PROBLÈMES:
a – Imprimez, sans rien changer, la partie du passage sur la cybersécurité qui s'ouvre sur les mots contenant « Dans le cadre de ces » et se termine par « fins lucratives. ».
b – D'après le passage sur la cybersécurité, en quelle année l'Agence de cybersécurité et de sécurité des infrastructures (CISA) a-t-elle été créée ?

PASSAGE DU TEXTE:
►

Dans le cadre de ces allégations, le département
de la Justice des États-Unis a annoncé des
poursuites au criminel à l'encontre de ce qu'il
prétend être les quatre pirates informatiques à
l'origine de l'attaque, pour avoir ciblé des
entités et des gouvernements étrangers dans des
secteurs cruciaux, tels que la défense,
l'éducation, la santé, les secteurs maritime et
aérien, et pour avoir commis des vols
informatiques de propriété intellectuelle à des
fins lucratives.
Ces accusations s'inscrivent dans le cadre de
l'attention portée à la cybersécurité par les
gouvernements qui font partie de la coalition des
impérialistes américains et des tentatives de
l'administration Biden de définir ce que constitue
une cyberguerre. Parler de secteurs cruciaux de
l'économie et de la vie collective dans ce
contexte, comme l'aviation et les réseaux
électriques, revient à les considérer comme
faisant partie de la sécurité nationale pour
pouvoir justifier les accusations de cyberguerre.
Pour sa part, le Canada fait de la cybersécurité
un enjeu majeur dans la conduite de la prochaine
élection fédérale. Il s'aligne sur
l'administration Biden qui s'efforce également
d'établir des règles relatives à ce qui constitue
des crimes et des sanctions, tout en mettant
publiquement en place des moyens pour étayer les
affirmations des États-Unis visant à identifier si
une cyberattaque a été menée par la Chine, la
Russie ou un autre pays qu'ils accusent de telles
choses. Dans ce contexte, l'Agence de sécurité
nationale américaine (NSA), le Federal Bureau of
Investigation (FBI) et la nouvelle Agence de
cybersécurité et de sécurité des infrastructures
(CISA), créée en 2018 avec un budget de plus de 3
milliards de dollars, ont publié un « Avis de
cybersécurité commun » (Joint Cyber Security
Advisory). L'alerte comporte ce que les États-Unis
appellent plus de 50 « tactiques, techniques et
procédures » utilisées par les pirates
informatiques associés à la Chine.

◄

INFORMATIONS AFFICHÉES:

►

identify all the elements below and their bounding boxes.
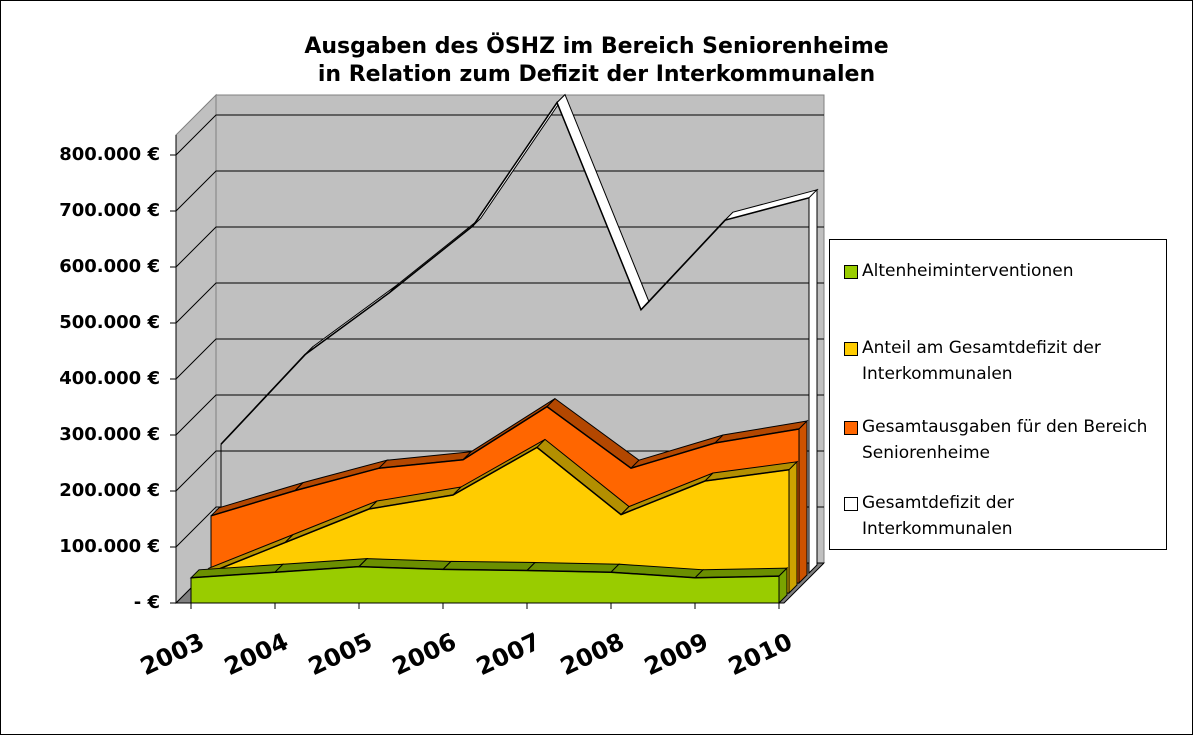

◄

RÉPONSES RÉDIGÉES:
a –
Dans le cadre de ces allégations, le département
de la Justice des États-Unis a annoncé des
poursuites au criminel à l'encontre de ce qu'il
prétend être les quatre pirates informatiques à
l'origine de l'attaque, pour avoir ciblé des
entités et des gouvernements étrangers dans des
secteurs cruciaux, tels que la défense,
l'éducation, la santé, les secteurs maritime et
aérien, et pour avoir commis des vols
informatiques de propriété intellectuelle à des
fins lucratives.

b – Elle a été créée en 2018.